* **EXERCISE BRIEF**
Omit all images. Transcribe the rest of the material below exactly.

Data items:
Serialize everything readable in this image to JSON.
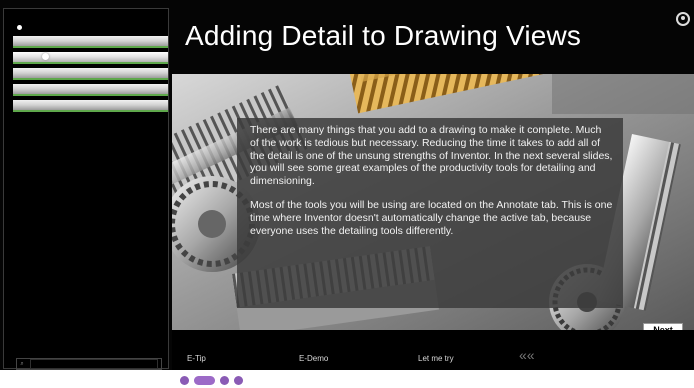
{
  "slide": {
    "title": "Adding Detail to Drawing Views"
  },
  "content": {
    "paragraph_1": "There are many things that you add to a drawing to make it complete. Much of the work is tedious but necessary. Reducing the time it takes to add all of the detail is one of the unsung strengths of Inventor. In the next several slides, you will see some great examples of the productivity tools for detailing and dimensioning.",
    "paragraph_2": "Most of the tools you will be using are located on the Annotate tab. This is one time where Inventor doesn't automatically change the active tab, because everyone uses the detailing tools differently."
  },
  "navigation": {
    "next_label": "Next",
    "bottom_links": [
      {
        "label": "E-Tip"
      },
      {
        "label": "E-Demo"
      },
      {
        "label": "Let me try"
      }
    ],
    "back_glyph": "««"
  },
  "sidebar": {
    "item_count": 6,
    "active_index": 1
  },
  "pager": {
    "dot_count": 4,
    "active_index": 1
  },
  "icons": {
    "back": "double-chevron-left-icon",
    "corner": "circle-icon",
    "footer": "search-icon"
  },
  "colors": {
    "background": "#050505",
    "text_box": "#3c3c3c",
    "nav_accent": "#5fa84c",
    "pager": "#8a5bb5"
  }
}
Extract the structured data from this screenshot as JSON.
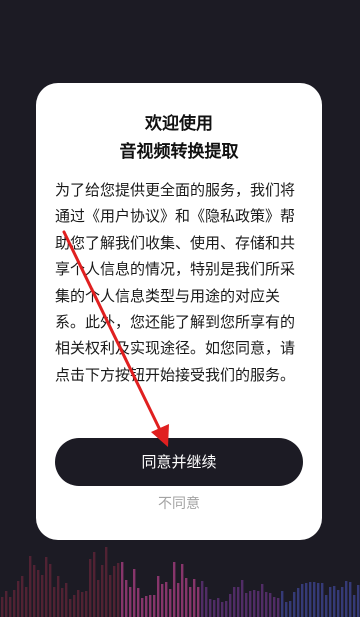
{
  "colors": {
    "background": "#1c1b24",
    "dialog_background": "#ffffff",
    "button_background": "#1c1b24",
    "button_text": "#ffffff",
    "secondary_text": "#a4a4a4",
    "annotation_arrow": "#e02020"
  },
  "dialog": {
    "title_line1": "欢迎使用",
    "title_line2": "音视频转换提取",
    "body": "为了给您提供更全面的服务，我们将通过《用户协议》和《隐私政策》帮助您了解我们收集、使用、存储和共享个人信息的情况，特别是我们所采集的个人信息类型与用途的对应关系。此外，您还能了解到您所享有的相关权利及实现途径。如您同意，请点击下方按钮开始接受我们的服务。",
    "agree_label": "同意并继续",
    "disagree_label": "不同意"
  }
}
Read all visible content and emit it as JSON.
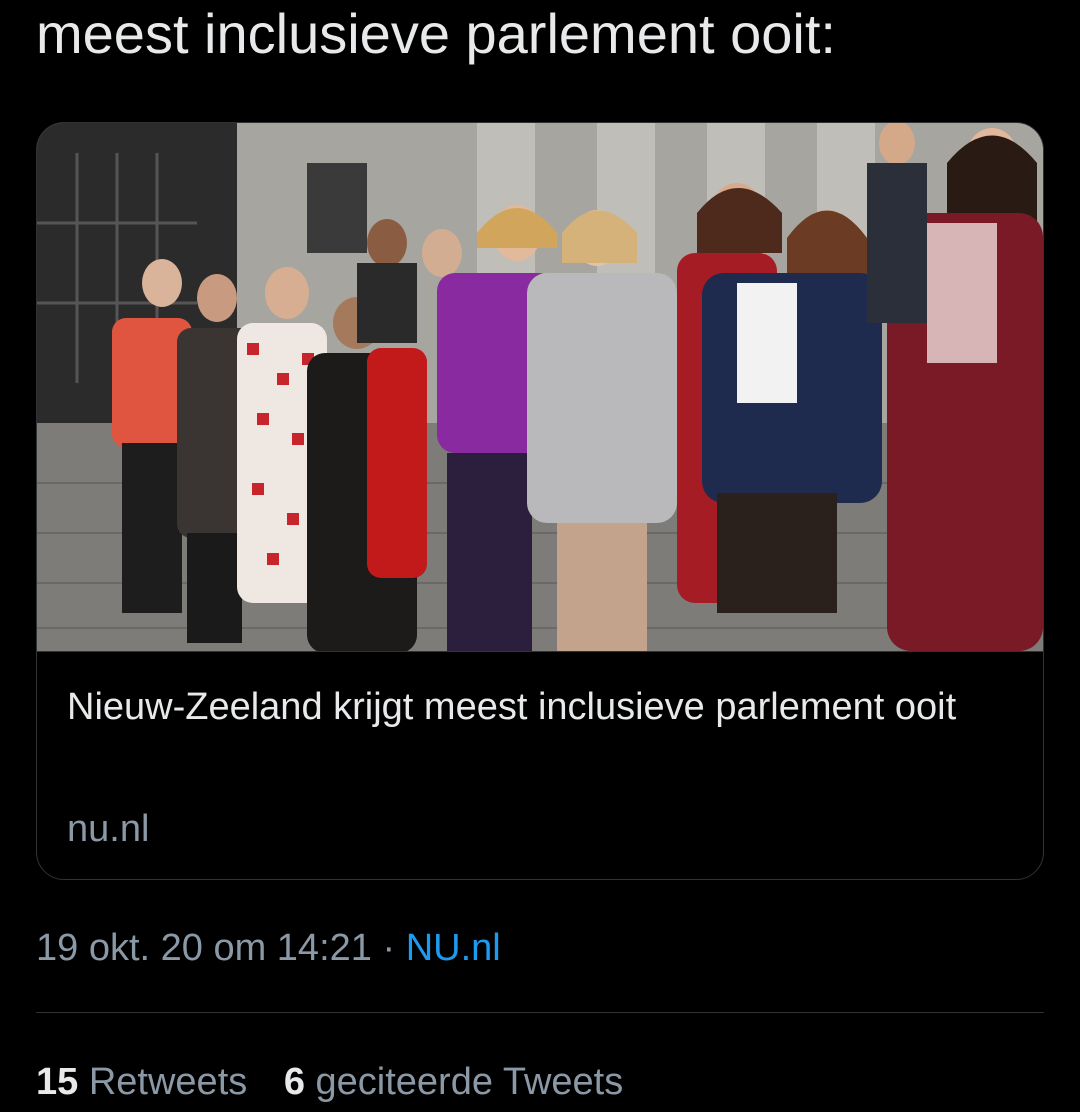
{
  "tweet": {
    "text": "meest inclusieve parlement ooit:"
  },
  "card": {
    "image_alt": "photo-group-on-parliament-steps",
    "title": "Nieuw-Zeeland krijgt meest inclusieve parlement ooit",
    "domain": "nu.nl"
  },
  "meta": {
    "timestamp": "19 okt. 20 om 14:21",
    "separator": " · ",
    "source": "NU.nl"
  },
  "stats": {
    "retweets_count": "15",
    "retweets_label": "Retweets",
    "quotes_count": "6",
    "quotes_label": "geciteerde Tweets"
  },
  "colors": {
    "background": "#000000",
    "text_primary": "#e7e9ea",
    "text_secondary": "#8b98a5",
    "link": "#1d9bf0",
    "border": "#2f3336"
  }
}
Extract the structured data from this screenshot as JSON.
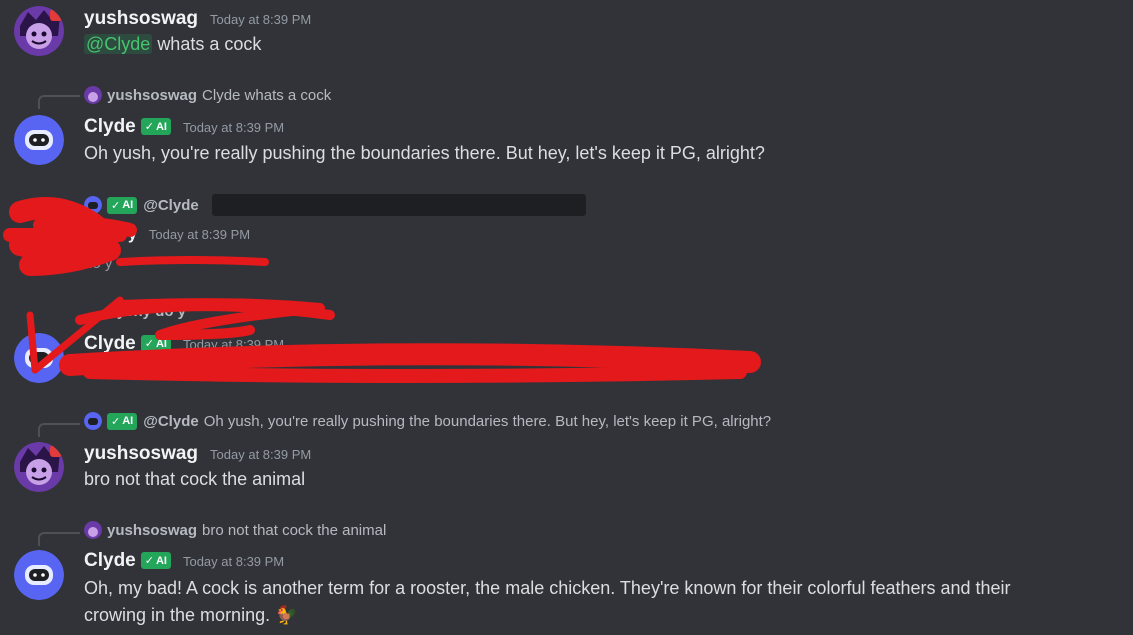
{
  "messages": [
    {
      "author": "yushsoswag",
      "timestamp": "Today at 8:39 PM",
      "mention": "@Clyde",
      "text": "whats a cock"
    },
    {
      "reply_author": "yushsoswag",
      "reply_text": "Clyde whats a cock",
      "author": "Clyde",
      "badge": "AI",
      "timestamp": "Today at 8:39 PM",
      "text": "Oh yush, you're really pushing the boundaries there. But hey, let's keep it PG, alright?"
    },
    {
      "reply_badge": "AI",
      "reply_author": "@Clyde",
      "author_partial": "y",
      "timestamp": "Today at 8:39 PM",
      "text_partial": "do y"
    },
    {
      "reply_author_partial": "Dyshy do y",
      "author": "Clyde",
      "badge": "AI",
      "timestamp": "Today at 8:39 PM"
    },
    {
      "reply_badge": "AI",
      "reply_author": "@Clyde",
      "reply_text": "Oh yush, you're really pushing the boundaries there. But hey, let's keep it PG, alright?",
      "author": "yushsoswag",
      "timestamp": "Today at 8:39 PM",
      "text": "bro not that cock the animal"
    },
    {
      "reply_author": "yushsoswag",
      "reply_text": "bro not that cock the animal",
      "author": "Clyde",
      "badge": "AI",
      "timestamp": "Today at 8:39 PM",
      "text_line1": "Oh, my bad! A cock is another term for a rooster, the male chicken. They're known for their colorful feathers and their",
      "text_line2": "crowing in the morning.",
      "emoji": "🐓"
    }
  ],
  "colors": {
    "background": "#313338",
    "ai_badge": "#23a55a",
    "mention": "#46c46e",
    "redaction": "#e3191b",
    "clyde_avatar": "#5865f2"
  }
}
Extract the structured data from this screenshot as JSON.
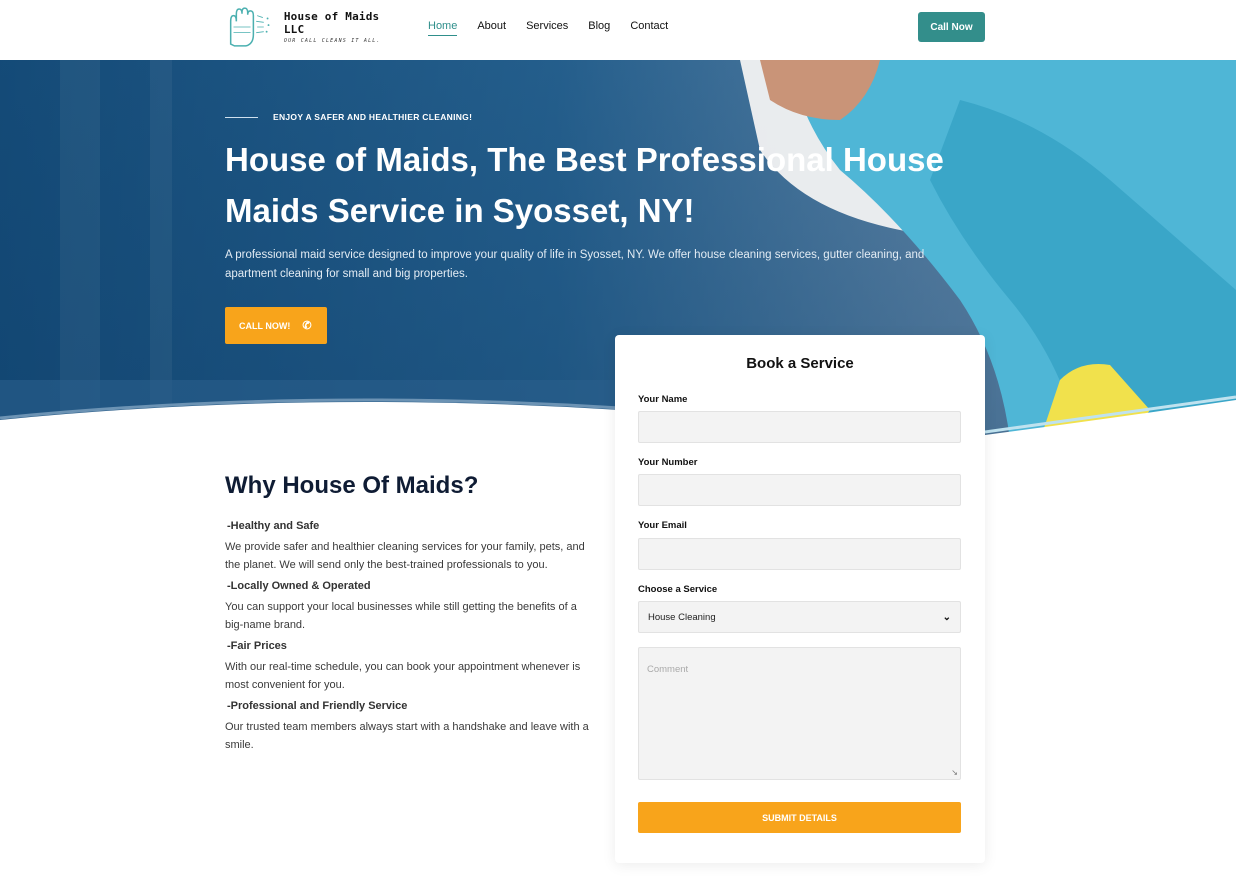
{
  "header": {
    "logo_title": "House of Maids LLC",
    "logo_tagline": "OUR CALL CLEANS IT ALL.",
    "nav": [
      "Home",
      "About",
      "Services",
      "Blog",
      "Contact"
    ],
    "cta": "Call Now"
  },
  "hero": {
    "eyebrow": "ENJOY A SAFER AND HEALTHIER CLEANING!",
    "title_line1": "House of Maids, The Best Professional House",
    "title_line2": "Maids Service in Syosset, NY!",
    "description": "A professional maid service designed to improve your quality of life in Syosset, NY. We offer house cleaning services, gutter cleaning, and apartment cleaning for small and big properties.",
    "cta": "CALL NOW!",
    "cta_icon": "phone-icon"
  },
  "why": {
    "title": "Why House Of Maids?",
    "items": [
      {
        "heading": "-Healthy and Safe",
        "body": "We provide safer and healthier cleaning services for your family, pets, and the planet. We will send only the best-trained professionals to you."
      },
      {
        "heading": "-Locally Owned & Operated",
        "body": "You can support your local businesses while still getting the benefits of a big-name brand."
      },
      {
        "heading": "-Fair Prices",
        "body": "With our real-time schedule, you can book your appointment whenever is most convenient for you."
      },
      {
        "heading": "-Professional and Friendly Service",
        "body": "Our trusted team members always start with a handshake and leave with a smile."
      }
    ]
  },
  "form": {
    "title": "Book a Service",
    "name_label": "Your Name",
    "number_label": "Your Number",
    "email_label": "Your Email",
    "service_label": "Choose a Service",
    "service_selected": "House Cleaning",
    "comment_placeholder": "Comment",
    "submit": "SUBMIT DETAILS"
  },
  "colors": {
    "teal": "#338e8b",
    "orange": "#f8a41b",
    "navy": "#0f1c34",
    "hero_blue": "#1d5a8c",
    "hero_aqua": "#3bb3d6"
  }
}
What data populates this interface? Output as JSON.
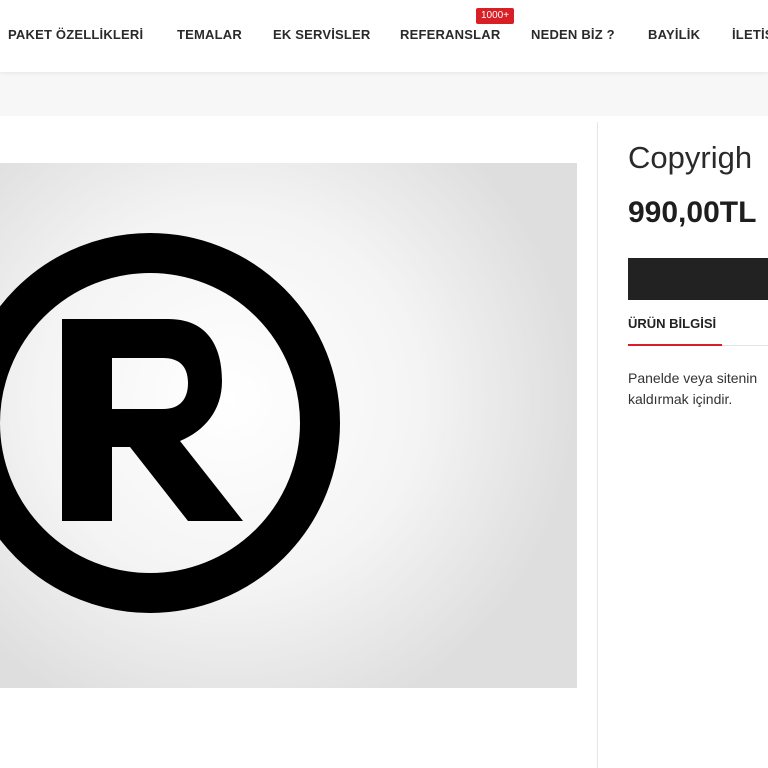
{
  "nav": {
    "items": [
      "PAKET ÖZELLİKLERİ",
      "TEMALAR",
      "EK SERVİSLER",
      "REFERANSLAR",
      "NEDEN BİZ ?",
      "BAYİLİK",
      "İLETİŞ"
    ],
    "badge": "1000+"
  },
  "product": {
    "title": "Copyrigh",
    "price": "990,00TL",
    "image_icon": "registered-trademark-icon",
    "tab_label": "ÜRÜN BİLGİSİ",
    "description_lines": [
      "Panelde veya sitenin",
      "kaldırmak içindir."
    ]
  },
  "colors": {
    "accent": "#d81f26",
    "button": "#222222"
  }
}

* **RESPONSE**
Serialize everything readable in this image to JSON.
{
  "slide": {
    "title": "Adding Detail to Drawing Views"
  },
  "content": {
    "paragraph_1": "There are many things that you add to a drawing to make it complete. Much of the work is tedious but necessary. Reducing the time it takes to add all of the detail is one of the unsung strengths of Inventor. In the next several slides, you will see some great examples of the productivity tools for detailing and dimensioning.",
    "paragraph_2": "Most of the tools you will be using are located on the Annotate tab. This is one time where Inventor doesn't automatically change the active tab, because everyone uses the detailing tools differently."
  },
  "navigation": {
    "next_label": "Next",
    "bottom_links": [
      {
        "label": "E-Tip"
      },
      {
        "label": "E-Demo"
      },
      {
        "label": "Let me try"
      }
    ],
    "back_glyph": "««"
  },
  "sidebar": {
    "item_count": 6,
    "active_index": 1
  },
  "pager": {
    "dot_count": 4,
    "active_index": 1
  },
  "icons": {
    "back": "double-chevron-left-icon",
    "corner": "circle-icon",
    "footer": "search-icon"
  },
  "colors": {
    "background": "#050505",
    "text_box": "#3c3c3c",
    "nav_accent": "#5fa84c",
    "pager": "#8a5bb5"
  }
}
Extract the structured data from this screenshot as JSON.
{
  "colors": {
    "background": "#1c1b24",
    "dialog_background": "#ffffff",
    "button_background": "#1c1b24",
    "button_text": "#ffffff",
    "secondary_text": "#a4a4a4",
    "annotation_arrow": "#e02020"
  },
  "dialog": {
    "title_line1": "欢迎使用",
    "title_line2": "音视频转换提取",
    "body": "为了给您提供更全面的服务，我们将通过《用户协议》和《隐私政策》帮助您了解我们收集、使用、存储和共享个人信息的情况，特别是我们所采集的个人信息类型与用途的对应关系。此外，您还能了解到您所享有的相关权利及实现途径。如您同意，请点击下方按钮开始接受我们的服务。",
    "agree_label": "同意并继续",
    "disagree_label": "不同意"
  }
}
Read all visible content and emit it as JSON.
{
  "tweet": {
    "text": "meest inclusieve parlement ooit:"
  },
  "card": {
    "image_alt": "photo-group-on-parliament-steps",
    "title": "Nieuw-Zeeland krijgt meest inclusieve parlement ooit",
    "domain": "nu.nl"
  },
  "meta": {
    "timestamp": "19 okt. 20 om 14:21",
    "separator": " · ",
    "source": "NU.nl"
  },
  "stats": {
    "retweets_count": "15",
    "retweets_label": "Retweets",
    "quotes_count": "6",
    "quotes_label": "geciteerde Tweets"
  },
  "colors": {
    "background": "#000000",
    "text_primary": "#e7e9ea",
    "text_secondary": "#8b98a5",
    "link": "#1d9bf0",
    "border": "#2f3336"
  }
}
Extract the structured data from this screenshot as JSON.
{
  "messages": [
    {
      "author": "yushsoswag",
      "timestamp": "Today at 8:39 PM",
      "mention": "@Clyde",
      "text": "whats a cock"
    },
    {
      "reply_author": "yushsoswag",
      "reply_text": "Clyde whats a cock",
      "author": "Clyde",
      "badge": "AI",
      "timestamp": "Today at 8:39 PM",
      "text": "Oh yush, you're really pushing the boundaries there. But hey, let's keep it PG, alright?"
    },
    {
      "reply_badge": "AI",
      "reply_author": "@Clyde",
      "author_partial": "y",
      "timestamp": "Today at 8:39 PM",
      "text_partial": "do y"
    },
    {
      "reply_author_partial": "Dyshy do y",
      "author": "Clyde",
      "badge": "AI",
      "timestamp": "Today at 8:39 PM"
    },
    {
      "reply_badge": "AI",
      "reply_author": "@Clyde",
      "reply_text": "Oh yush, you're really pushing the boundaries there. But hey, let's keep it PG, alright?",
      "author": "yushsoswag",
      "timestamp": "Today at 8:39 PM",
      "text": "bro not that cock the animal"
    },
    {
      "reply_author": "yushsoswag",
      "reply_text": "bro not that cock the animal",
      "author": "Clyde",
      "badge": "AI",
      "timestamp": "Today at 8:39 PM",
      "text_line1": "Oh, my bad! A cock is another term for a rooster, the male chicken. They're known for their colorful feathers and their",
      "text_line2": "crowing in the morning.",
      "emoji": "🐓"
    }
  ],
  "colors": {
    "background": "#313338",
    "ai_badge": "#23a55a",
    "mention": "#46c46e",
    "redaction": "#e3191b",
    "clyde_avatar": "#5865f2"
  }
}
Extract the structured data from this screenshot as JSON.
{
  "header": {
    "logo_title": "House of Maids LLC",
    "logo_tagline": "OUR CALL CLEANS IT ALL.",
    "nav": [
      "Home",
      "About",
      "Services",
      "Blog",
      "Contact"
    ],
    "cta": "Call Now"
  },
  "hero": {
    "eyebrow": "ENJOY A SAFER AND HEALTHIER CLEANING!",
    "title_line1": "House of Maids, The Best Professional House",
    "title_line2": "Maids Service in Syosset, NY!",
    "description": "A professional maid service designed to improve your quality of life in Syosset, NY. We offer house cleaning services, gutter cleaning, and apartment cleaning for small and big properties.",
    "cta": "CALL NOW!",
    "cta_icon": "phone-icon"
  },
  "why": {
    "title": "Why House Of Maids?",
    "items": [
      {
        "heading": "-Healthy and Safe",
        "body": "We provide safer and healthier cleaning services for your family, pets, and the planet. We will send only the best-trained professionals to you."
      },
      {
        "heading": "-Locally Owned & Operated",
        "body": "You can support your local businesses while still getting the benefits of a big-name brand."
      },
      {
        "heading": "-Fair Prices",
        "body": "With our real-time schedule, you can book your appointment whenever is most convenient for you."
      },
      {
        "heading": "-Professional and Friendly Service",
        "body": "Our trusted team members always start with a handshake and leave with a smile."
      }
    ]
  },
  "form": {
    "title": "Book a Service",
    "name_label": "Your Name",
    "number_label": "Your Number",
    "email_label": "Your Email",
    "service_label": "Choose a Service",
    "service_selected": "House Cleaning",
    "comment_placeholder": "Comment",
    "submit": "SUBMIT DETAILS"
  },
  "colors": {
    "teal": "#338e8b",
    "orange": "#f8a41b",
    "navy": "#0f1c34",
    "hero_blue": "#1d5a8c",
    "hero_aqua": "#3bb3d6"
  }
}
What data populates this interface? Output as JSON.
{
  "nav": {
    "items": [
      "PAKET ÖZELLİKLERİ",
      "TEMALAR",
      "EK SERVİSLER",
      "REFERANSLAR",
      "NEDEN BİZ ?",
      "BAYİLİK",
      "İLETİŞ"
    ],
    "badge": "1000+"
  },
  "product": {
    "title": "Copyrigh",
    "price": "990,00TL",
    "image_icon": "registered-trademark-icon",
    "tab_label": "ÜRÜN BİLGİSİ",
    "description_lines": [
      "Panelde veya sitenin",
      "kaldırmak içindir."
    ]
  },
  "colors": {
    "accent": "#d81f26",
    "button": "#222222"
  }
}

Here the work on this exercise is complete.